Element boundary rows

>> START

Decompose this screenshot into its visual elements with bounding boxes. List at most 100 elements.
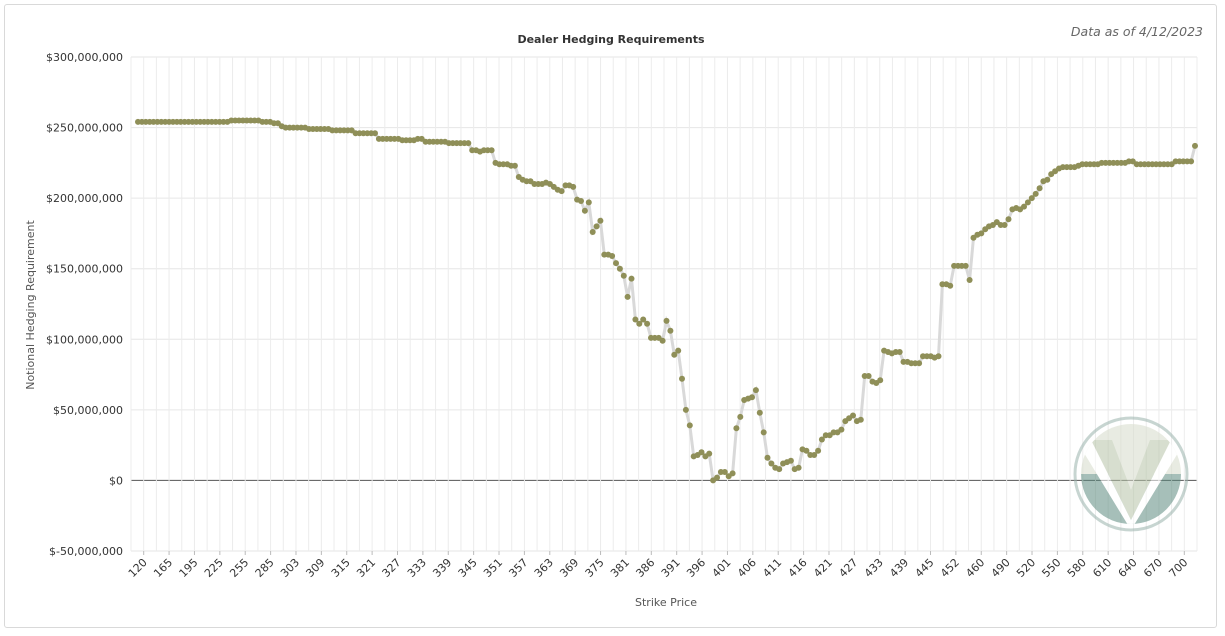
x-tick-label: 411: [760, 556, 784, 580]
x-tick-label: 433: [862, 556, 886, 580]
data-point[interactable]: [632, 316, 639, 323]
data-point[interactable]: [663, 317, 670, 324]
data-point[interactable]: [776, 466, 783, 473]
data-point[interactable]: [729, 470, 736, 477]
x-tick-label: 401: [710, 556, 734, 580]
x-tick-label: 315: [329, 556, 353, 580]
data-point[interactable]: [589, 229, 596, 235]
data-point[interactable]: [1032, 190, 1039, 197]
data-point[interactable]: [850, 412, 856, 419]
data-point[interactable]: [644, 320, 651, 327]
data-point[interactable]: [679, 375, 685, 382]
data-point[interactable]: [1028, 195, 1035, 202]
x-tick-label: 439: [887, 556, 911, 580]
data-point[interactable]: [570, 183, 577, 190]
x-tick-label: 520: [1014, 556, 1038, 580]
data-point[interactable]: [947, 282, 954, 289]
x-tick-label: 421: [811, 556, 835, 580]
data-point[interactable]: [488, 147, 495, 154]
data-point[interactable]: [465, 140, 472, 147]
data-point[interactable]: [966, 277, 973, 283]
x-tick-label: 427: [836, 556, 860, 580]
chart-title: Dealer Hedging Requirements: [517, 33, 705, 46]
data-point[interactable]: [721, 469, 728, 475]
data-point[interactable]: [865, 373, 872, 379]
data-point[interactable]: [737, 413, 744, 420]
data-point[interactable]: [671, 351, 678, 358]
x-tick-label: 460: [963, 556, 987, 580]
data-point[interactable]: [682, 406, 689, 413]
y-tick-label: $50,000,000: [53, 404, 123, 417]
data-point[interactable]: [698, 449, 705, 456]
data-point[interactable]: [916, 360, 923, 367]
data-point[interactable]: [620, 272, 627, 279]
x-tick-label: 670: [1141, 556, 1165, 580]
data-point[interactable]: [558, 188, 565, 195]
data-point[interactable]: [811, 452, 818, 458]
data-point[interactable]: [787, 457, 794, 464]
data-point[interactable]: [1005, 216, 1012, 223]
data-point[interactable]: [1001, 222, 1008, 228]
x-tick-label: 195: [177, 556, 201, 580]
data-point[interactable]: [764, 454, 771, 461]
data-point[interactable]: [609, 253, 616, 259]
data-point[interactable]: [756, 409, 763, 416]
x-tick-label: 490: [989, 556, 1013, 580]
data-point[interactable]: [659, 337, 666, 344]
data-point[interactable]: [640, 316, 647, 323]
data-point[interactable]: [768, 460, 775, 467]
x-tick-label: 333: [405, 556, 429, 580]
data-point[interactable]: [815, 447, 822, 454]
x-tick-label: 640: [1116, 556, 1140, 580]
data-point[interactable]: [511, 162, 518, 169]
data-point[interactable]: [667, 327, 674, 334]
data-point[interactable]: [1192, 142, 1198, 149]
data-point[interactable]: [962, 262, 969, 269]
data-point[interactable]: [896, 349, 903, 355]
data-point[interactable]: [733, 425, 740, 432]
data-point[interactable]: [581, 207, 588, 214]
y-tick-label: $0: [109, 474, 123, 487]
data-point[interactable]: [1188, 158, 1195, 165]
data-point[interactable]: [838, 426, 845, 433]
x-tick-label: 120: [126, 556, 150, 580]
data-point[interactable]: [1024, 199, 1031, 206]
data-point[interactable]: [795, 464, 802, 471]
series-line: [138, 119, 1197, 484]
data-point[interactable]: [935, 353, 942, 360]
data-point[interactable]: [752, 387, 759, 394]
x-axis-label: Strike Price: [635, 596, 697, 609]
data-point[interactable]: [597, 217, 604, 224]
data-point[interactable]: [578, 198, 584, 204]
data-point[interactable]: [624, 293, 631, 300]
data-point[interactable]: [613, 260, 619, 267]
x-tick-label: 369: [557, 556, 581, 580]
data-point[interactable]: [818, 436, 825, 443]
chart-frame: [4, 4, 1217, 628]
data-point[interactable]: [628, 275, 635, 282]
data-point[interactable]: [760, 429, 767, 436]
x-tick-label: 452: [938, 556, 962, 580]
data-point[interactable]: [616, 265, 623, 272]
data-point[interactable]: [706, 450, 713, 457]
data-point[interactable]: [585, 199, 592, 206]
data-point[interactable]: [978, 230, 985, 237]
x-tick-label: 610: [1090, 556, 1114, 580]
data-point[interactable]: [593, 223, 600, 230]
data-point[interactable]: [675, 347, 682, 354]
data-point[interactable]: [372, 130, 378, 137]
x-tick-label: 391: [659, 556, 683, 580]
data-point[interactable]: [749, 394, 755, 401]
data-point[interactable]: [1044, 176, 1051, 183]
data-point[interactable]: [686, 422, 693, 429]
data-point[interactable]: [857, 416, 864, 423]
data-point[interactable]: [636, 320, 643, 327]
data-point[interactable]: [1036, 185, 1043, 192]
data-point[interactable]: [877, 377, 884, 384]
data-point[interactable]: [714, 474, 720, 481]
data-point[interactable]: [1021, 203, 1027, 210]
data-point[interactable]: [803, 447, 810, 454]
logo-watermark-icon: [1073, 416, 1189, 532]
x-tick-label: 386: [633, 556, 657, 580]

>> END

• [Stated exercise] Reproduce every one of the rows above word for word, omitting the pictures.

• [Task answer]
Decompose this screenshot into its visual elements with bounding boxes. List at most 100 elements.
x-tick-label: 411: [760, 556, 784, 580]
x-tick-label: 433: [862, 556, 886, 580]
data-point[interactable]: [632, 316, 639, 323]
data-point[interactable]: [663, 317, 670, 324]
data-point[interactable]: [776, 466, 783, 473]
data-point[interactable]: [729, 470, 736, 477]
x-tick-label: 401: [710, 556, 734, 580]
x-tick-label: 315: [329, 556, 353, 580]
data-point[interactable]: [589, 229, 596, 235]
data-point[interactable]: [1032, 190, 1039, 197]
data-point[interactable]: [850, 412, 856, 419]
data-point[interactable]: [644, 320, 651, 327]
data-point[interactable]: [679, 375, 685, 382]
data-point[interactable]: [1028, 195, 1035, 202]
x-tick-label: 439: [887, 556, 911, 580]
data-point[interactable]: [570, 183, 577, 190]
x-tick-label: 520: [1014, 556, 1038, 580]
data-point[interactable]: [947, 282, 954, 289]
x-tick-label: 421: [811, 556, 835, 580]
data-point[interactable]: [488, 147, 495, 154]
data-point[interactable]: [465, 140, 472, 147]
data-point[interactable]: [966, 277, 973, 283]
x-tick-label: 427: [836, 556, 860, 580]
chart-title: Dealer Hedging Requirements: [517, 33, 705, 46]
data-point[interactable]: [721, 469, 728, 475]
data-point[interactable]: [865, 373, 872, 379]
data-point[interactable]: [737, 413, 744, 420]
data-point[interactable]: [671, 351, 678, 358]
x-tick-label: 460: [963, 556, 987, 580]
data-point[interactable]: [682, 406, 689, 413]
y-tick-label: $50,000,000: [53, 404, 123, 417]
data-point[interactable]: [698, 449, 705, 456]
data-point[interactable]: [916, 360, 923, 367]
data-point[interactable]: [620, 272, 627, 279]
x-tick-label: 670: [1141, 556, 1165, 580]
data-point[interactable]: [558, 188, 565, 195]
data-point[interactable]: [811, 452, 818, 458]
data-point[interactable]: [787, 457, 794, 464]
data-point[interactable]: [1005, 216, 1012, 223]
data-point[interactable]: [1001, 222, 1008, 228]
x-tick-label: 195: [177, 556, 201, 580]
data-point[interactable]: [764, 454, 771, 461]
data-point[interactable]: [609, 253, 616, 259]
data-point[interactable]: [756, 409, 763, 416]
x-tick-label: 490: [989, 556, 1013, 580]
data-point[interactable]: [659, 337, 666, 344]
data-point[interactable]: [640, 316, 647, 323]
data-point[interactable]: [768, 460, 775, 467]
x-tick-label: 333: [405, 556, 429, 580]
data-point[interactable]: [815, 447, 822, 454]
x-tick-label: 640: [1116, 556, 1140, 580]
data-point[interactable]: [511, 162, 518, 169]
data-point[interactable]: [667, 327, 674, 334]
data-point[interactable]: [1192, 142, 1198, 149]
data-point[interactable]: [962, 262, 969, 269]
data-point[interactable]: [896, 349, 903, 355]
data-point[interactable]: [733, 425, 740, 432]
data-point[interactable]: [581, 207, 588, 214]
y-tick-label: $0: [109, 474, 123, 487]
data-point[interactable]: [1188, 158, 1195, 165]
data-point[interactable]: [838, 426, 845, 433]
x-tick-label: 120: [126, 556, 150, 580]
data-point[interactable]: [1024, 199, 1031, 206]
data-point[interactable]: [795, 464, 802, 471]
series-line: [138, 119, 1197, 484]
data-point[interactable]: [935, 353, 942, 360]
data-point[interactable]: [752, 387, 759, 394]
x-axis-label: Strike Price: [635, 596, 697, 609]
data-point[interactable]: [597, 217, 604, 224]
data-point[interactable]: [578, 198, 584, 204]
data-point[interactable]: [624, 293, 631, 300]
data-point[interactable]: [613, 260, 619, 267]
x-tick-label: 369: [557, 556, 581, 580]
data-point[interactable]: [818, 436, 825, 443]
chart-frame: [4, 4, 1217, 628]
data-point[interactable]: [628, 275, 635, 282]
data-point[interactable]: [760, 429, 767, 436]
x-tick-label: 452: [938, 556, 962, 580]
data-point[interactable]: [616, 265, 623, 272]
data-point[interactable]: [706, 450, 713, 457]
data-point[interactable]: [585, 199, 592, 206]
data-point[interactable]: [978, 230, 985, 237]
x-tick-label: 610: [1090, 556, 1114, 580]
data-point[interactable]: [593, 223, 600, 230]
data-point[interactable]: [675, 347, 682, 354]
data-point[interactable]: [372, 130, 378, 137]
x-tick-label: 391: [659, 556, 683, 580]
data-point[interactable]: [749, 394, 755, 401]
data-point[interactable]: [1044, 176, 1051, 183]
data-point[interactable]: [686, 422, 693, 429]
data-point[interactable]: [857, 416, 864, 423]
data-point[interactable]: [636, 320, 643, 327]
data-point[interactable]: [1036, 185, 1043, 192]
data-point[interactable]: [877, 377, 884, 384]
data-point[interactable]: [714, 474, 720, 481]
data-point[interactable]: [1021, 203, 1027, 210]
data-point[interactable]: [803, 447, 810, 454]
logo-watermark-icon: [1073, 416, 1189, 532]
x-tick-label: 386: [633, 556, 657, 580]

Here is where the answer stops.